• [Short exercise]:
Identify each line below containing the string "Joanina" and copy it.
* * *
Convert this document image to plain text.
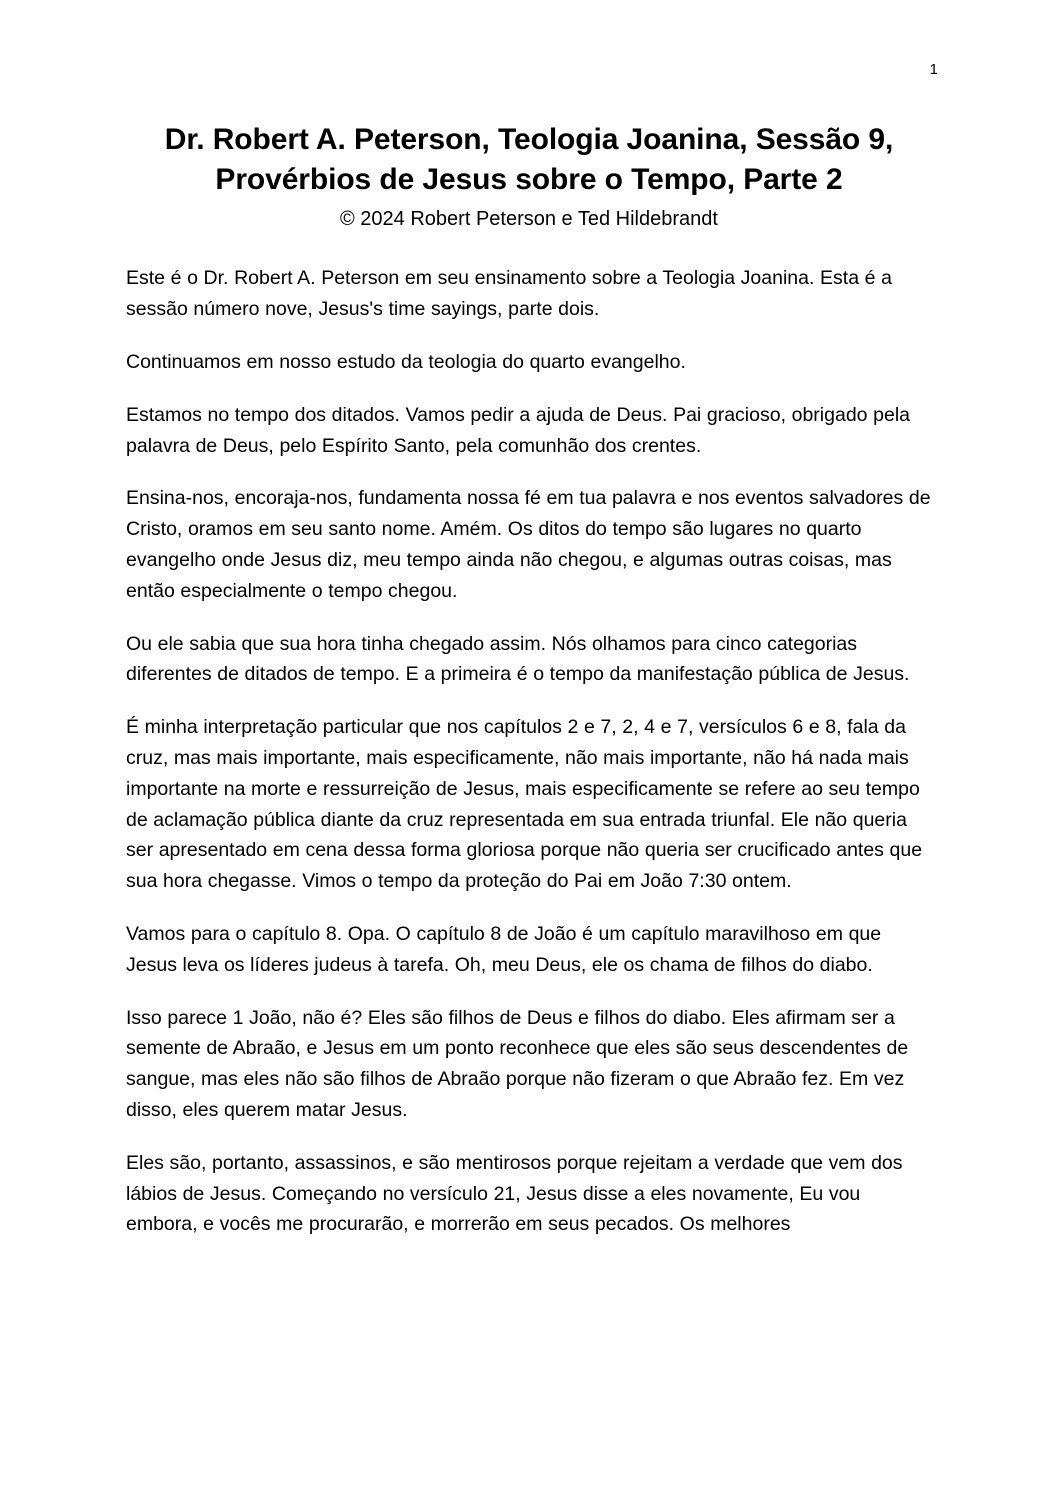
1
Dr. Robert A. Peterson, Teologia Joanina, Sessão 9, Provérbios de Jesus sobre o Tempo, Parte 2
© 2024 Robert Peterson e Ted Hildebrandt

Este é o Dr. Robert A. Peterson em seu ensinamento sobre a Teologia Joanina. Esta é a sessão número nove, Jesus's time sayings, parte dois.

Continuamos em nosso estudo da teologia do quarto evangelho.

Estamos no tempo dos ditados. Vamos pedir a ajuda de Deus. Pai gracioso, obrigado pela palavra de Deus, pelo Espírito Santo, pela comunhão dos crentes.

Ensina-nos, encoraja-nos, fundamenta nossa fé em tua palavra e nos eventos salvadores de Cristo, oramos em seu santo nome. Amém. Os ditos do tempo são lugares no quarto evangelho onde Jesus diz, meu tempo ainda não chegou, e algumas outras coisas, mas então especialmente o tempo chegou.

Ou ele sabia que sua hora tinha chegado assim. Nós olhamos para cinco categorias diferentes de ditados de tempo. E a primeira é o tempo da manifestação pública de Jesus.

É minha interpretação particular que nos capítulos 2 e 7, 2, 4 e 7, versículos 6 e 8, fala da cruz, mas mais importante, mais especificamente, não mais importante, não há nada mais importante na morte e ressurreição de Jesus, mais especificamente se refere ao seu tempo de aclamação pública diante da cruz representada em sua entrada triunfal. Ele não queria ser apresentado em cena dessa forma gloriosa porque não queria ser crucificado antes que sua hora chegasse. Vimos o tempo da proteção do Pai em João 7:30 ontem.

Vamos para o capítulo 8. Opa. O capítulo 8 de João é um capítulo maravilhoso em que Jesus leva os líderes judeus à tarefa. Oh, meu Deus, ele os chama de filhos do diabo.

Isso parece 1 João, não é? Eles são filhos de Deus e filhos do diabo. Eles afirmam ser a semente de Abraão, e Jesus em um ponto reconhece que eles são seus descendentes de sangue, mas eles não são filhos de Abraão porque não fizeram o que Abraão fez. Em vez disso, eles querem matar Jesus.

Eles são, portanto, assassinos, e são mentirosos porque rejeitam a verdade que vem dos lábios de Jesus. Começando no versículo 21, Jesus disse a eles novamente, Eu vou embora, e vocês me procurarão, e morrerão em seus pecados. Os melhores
* * *
• [Finished exercise]:
Dr. Robert A. Peterson, Teologia Joanina, Sessão 9, Provérbios de Jesus sobre o Tempo, Parte 2
Este é o Dr. Robert A. Peterson em seu ensinamento sobre a Teologia Joanina. Esta é a sessão número nove, Jesus's time sayings, parte dois.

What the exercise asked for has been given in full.